::: Input records
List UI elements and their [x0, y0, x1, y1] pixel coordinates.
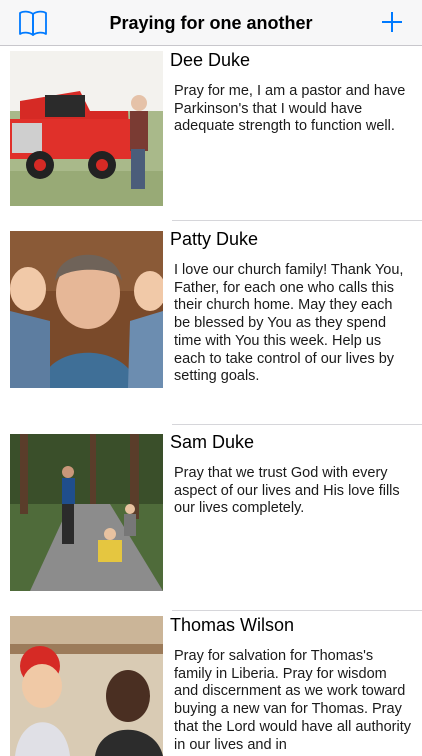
prayer-message: Pray for salvation for Thomas's family i… — [174, 648, 411, 753]
prayer-message: Pray that we trust God with every aspect… — [174, 465, 400, 517]
plus-icon[interactable] — [380, 10, 404, 34]
photo-thomas-wilson — [10, 616, 163, 756]
prayer-name: Patty Duke — [170, 229, 259, 249]
page-title: Praying for one another — [109, 13, 313, 33]
photo-sam-duke — [10, 434, 163, 591]
prayer-name: Thomas Wilson — [170, 615, 295, 635]
separator — [172, 424, 422, 425]
prayer-name: Sam Duke — [170, 432, 255, 452]
prayer-name: Dee Duke — [170, 50, 251, 70]
navigation-bar: Praying for one another — [0, 0, 422, 46]
photo-patty-duke — [10, 231, 163, 388]
prayer-message: I love our church family! Thank You, Fat… — [174, 262, 404, 385]
prayer-message: Pray for me, I am a pastor and have Park… — [174, 83, 406, 135]
separator — [172, 220, 422, 221]
separator — [172, 610, 422, 611]
photo-dee-duke — [10, 51, 163, 206]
::::::
_Your instructions_: Return every line of the records above word for word, leaving out the pictures.

_Written solution_:
List UI elements and their [x0, y0, x1, y1] pixel coordinates.
prayer-message: Pray for salvation for Thomas's family i… — [174, 648, 411, 753]
prayer-message: Pray that we trust God with every aspect… — [174, 465, 400, 517]
plus-icon[interactable] — [380, 10, 404, 34]
photo-thomas-wilson — [10, 616, 163, 756]
prayer-name: Patty Duke — [170, 229, 259, 249]
page-title: Praying for one another — [109, 13, 313, 33]
photo-sam-duke — [10, 434, 163, 591]
prayer-name: Thomas Wilson — [170, 615, 295, 635]
separator — [172, 424, 422, 425]
prayer-name: Sam Duke — [170, 432, 255, 452]
prayer-name: Dee Duke — [170, 50, 251, 70]
navigation-bar: Praying for one another — [0, 0, 422, 46]
photo-patty-duke — [10, 231, 163, 388]
prayer-message: I love our church family! Thank You, Fat… — [174, 262, 404, 385]
prayer-message: Pray for me, I am a pastor and have Park… — [174, 83, 406, 135]
separator — [172, 220, 422, 221]
separator — [172, 610, 422, 611]
photo-dee-duke — [10, 51, 163, 206]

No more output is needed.